(Dataset rows)
%%
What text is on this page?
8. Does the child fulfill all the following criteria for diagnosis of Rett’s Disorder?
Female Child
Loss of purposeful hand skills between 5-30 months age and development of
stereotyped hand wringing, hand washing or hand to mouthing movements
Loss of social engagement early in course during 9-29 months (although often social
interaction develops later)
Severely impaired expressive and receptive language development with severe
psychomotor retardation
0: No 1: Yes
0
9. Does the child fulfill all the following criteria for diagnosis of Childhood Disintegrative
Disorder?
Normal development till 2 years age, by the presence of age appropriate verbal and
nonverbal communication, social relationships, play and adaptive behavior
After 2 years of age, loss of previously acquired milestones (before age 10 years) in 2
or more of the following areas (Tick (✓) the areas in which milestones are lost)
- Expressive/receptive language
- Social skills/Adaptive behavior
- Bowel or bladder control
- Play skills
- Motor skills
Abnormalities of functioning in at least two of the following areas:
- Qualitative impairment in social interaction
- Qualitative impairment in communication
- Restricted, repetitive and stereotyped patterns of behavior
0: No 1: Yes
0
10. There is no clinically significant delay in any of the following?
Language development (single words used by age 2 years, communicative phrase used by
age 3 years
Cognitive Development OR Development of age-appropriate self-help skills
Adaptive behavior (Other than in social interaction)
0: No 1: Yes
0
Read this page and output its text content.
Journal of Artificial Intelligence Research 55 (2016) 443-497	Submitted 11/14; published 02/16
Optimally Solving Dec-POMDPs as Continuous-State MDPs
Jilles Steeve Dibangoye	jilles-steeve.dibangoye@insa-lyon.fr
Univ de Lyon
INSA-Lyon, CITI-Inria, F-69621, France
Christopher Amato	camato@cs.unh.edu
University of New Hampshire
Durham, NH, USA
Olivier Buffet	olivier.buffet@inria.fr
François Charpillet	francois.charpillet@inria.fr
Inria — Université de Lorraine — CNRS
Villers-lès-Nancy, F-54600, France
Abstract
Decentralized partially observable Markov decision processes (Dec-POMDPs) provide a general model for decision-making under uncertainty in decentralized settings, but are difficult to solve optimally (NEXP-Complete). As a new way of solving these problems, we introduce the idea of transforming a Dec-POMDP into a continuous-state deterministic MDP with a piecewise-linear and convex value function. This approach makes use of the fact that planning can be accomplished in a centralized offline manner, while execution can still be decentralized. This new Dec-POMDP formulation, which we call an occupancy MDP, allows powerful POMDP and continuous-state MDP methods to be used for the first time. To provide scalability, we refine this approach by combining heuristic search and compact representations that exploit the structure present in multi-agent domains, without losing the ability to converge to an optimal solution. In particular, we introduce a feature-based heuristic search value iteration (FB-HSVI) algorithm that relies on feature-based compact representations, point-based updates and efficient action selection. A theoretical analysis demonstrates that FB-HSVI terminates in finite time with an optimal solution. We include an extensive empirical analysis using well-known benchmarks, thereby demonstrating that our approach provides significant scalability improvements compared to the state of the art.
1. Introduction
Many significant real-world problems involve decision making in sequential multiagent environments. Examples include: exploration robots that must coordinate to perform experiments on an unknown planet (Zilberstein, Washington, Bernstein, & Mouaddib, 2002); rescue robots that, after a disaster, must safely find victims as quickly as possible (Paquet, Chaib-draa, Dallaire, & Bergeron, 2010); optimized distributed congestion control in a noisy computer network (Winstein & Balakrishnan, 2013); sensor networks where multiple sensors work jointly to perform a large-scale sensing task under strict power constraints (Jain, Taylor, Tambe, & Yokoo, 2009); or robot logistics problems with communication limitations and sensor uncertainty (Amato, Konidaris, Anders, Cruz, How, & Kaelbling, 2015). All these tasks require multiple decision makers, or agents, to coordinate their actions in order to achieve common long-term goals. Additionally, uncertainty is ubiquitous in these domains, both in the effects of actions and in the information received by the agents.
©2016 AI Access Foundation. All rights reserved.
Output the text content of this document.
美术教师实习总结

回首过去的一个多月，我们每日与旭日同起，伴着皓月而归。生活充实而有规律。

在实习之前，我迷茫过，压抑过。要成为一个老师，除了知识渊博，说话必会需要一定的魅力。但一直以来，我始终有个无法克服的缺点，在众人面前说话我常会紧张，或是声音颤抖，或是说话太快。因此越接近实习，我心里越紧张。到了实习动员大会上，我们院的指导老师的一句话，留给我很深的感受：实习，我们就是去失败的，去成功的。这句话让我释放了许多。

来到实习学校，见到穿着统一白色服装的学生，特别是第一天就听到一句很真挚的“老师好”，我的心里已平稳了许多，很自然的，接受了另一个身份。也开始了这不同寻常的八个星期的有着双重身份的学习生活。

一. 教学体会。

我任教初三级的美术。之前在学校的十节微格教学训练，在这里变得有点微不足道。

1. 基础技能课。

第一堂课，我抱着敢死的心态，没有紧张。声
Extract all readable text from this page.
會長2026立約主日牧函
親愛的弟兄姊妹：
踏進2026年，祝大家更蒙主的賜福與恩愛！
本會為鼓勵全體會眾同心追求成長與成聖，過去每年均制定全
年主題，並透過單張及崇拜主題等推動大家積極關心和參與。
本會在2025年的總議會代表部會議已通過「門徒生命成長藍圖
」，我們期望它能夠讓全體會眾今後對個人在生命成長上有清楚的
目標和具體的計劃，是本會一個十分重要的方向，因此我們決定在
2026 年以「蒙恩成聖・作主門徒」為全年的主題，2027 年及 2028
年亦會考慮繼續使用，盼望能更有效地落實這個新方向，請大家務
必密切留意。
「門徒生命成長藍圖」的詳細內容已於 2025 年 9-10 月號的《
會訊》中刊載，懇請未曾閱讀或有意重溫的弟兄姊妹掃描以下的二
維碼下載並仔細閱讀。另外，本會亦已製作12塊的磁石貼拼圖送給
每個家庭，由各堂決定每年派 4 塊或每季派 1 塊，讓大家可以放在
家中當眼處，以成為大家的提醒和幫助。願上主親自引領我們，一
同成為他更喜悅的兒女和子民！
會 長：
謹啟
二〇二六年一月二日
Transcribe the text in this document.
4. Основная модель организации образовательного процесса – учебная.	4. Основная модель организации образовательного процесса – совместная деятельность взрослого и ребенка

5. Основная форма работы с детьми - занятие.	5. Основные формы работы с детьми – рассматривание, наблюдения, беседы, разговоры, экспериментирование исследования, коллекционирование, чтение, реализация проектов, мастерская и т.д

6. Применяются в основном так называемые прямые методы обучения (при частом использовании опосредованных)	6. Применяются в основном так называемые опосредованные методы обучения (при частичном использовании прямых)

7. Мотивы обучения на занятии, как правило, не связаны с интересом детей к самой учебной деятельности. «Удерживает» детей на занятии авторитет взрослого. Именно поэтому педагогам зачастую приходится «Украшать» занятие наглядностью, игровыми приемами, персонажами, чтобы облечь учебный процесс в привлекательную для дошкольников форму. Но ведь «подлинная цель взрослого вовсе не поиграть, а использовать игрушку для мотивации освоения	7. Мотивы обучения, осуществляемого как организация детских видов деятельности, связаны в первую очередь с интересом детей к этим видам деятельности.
%%
INSTRUCTIONS FOR THE TASK
Within the listing above, find every line containing the string "which" and return it.

CORRECT OUTPUT
or more of the following areas (Tick (✓) the areas in which milestones are lost)
Decentralized partially observable Markov decision processes (Dec-POMDPs) provide a general model for decision-making under uncertainty in decentralized settings, but are difficult to solve optimally (NEXP-Complete). As a new way of solving these problems, we introduce the idea of transforming a Dec-POMDP into a continuous-state deterministic MDP with a piecewise-linear and convex value function. This approach makes use of the fact that planning can be accomplished in a centralized offline manner, while execution can still be decentralized. This new Dec-POMDP formulation, which we call an occupancy MDP, allows powerful POMDP and continuous-state MDP methods to be used for the first time. To provide scalability, we refine this approach by combining heuristic search and compact representations that exploit the structure present in multi-agent domains, without losing the ability to converge to an optimal solution. In particular, we introduce a feature-based heuristic search value iteration (FB-HSVI) algorithm that relies on feature-based compact representations, point-based updates and efficient action selection. A theoretical analysis demonstrates that FB-HSVI terminates in finite time with an optimal solution. We include an extensive empirical analysis using well-known benchmarks, thereby demonstrating that our approach provides significant scalability improvements compared to the state of the art.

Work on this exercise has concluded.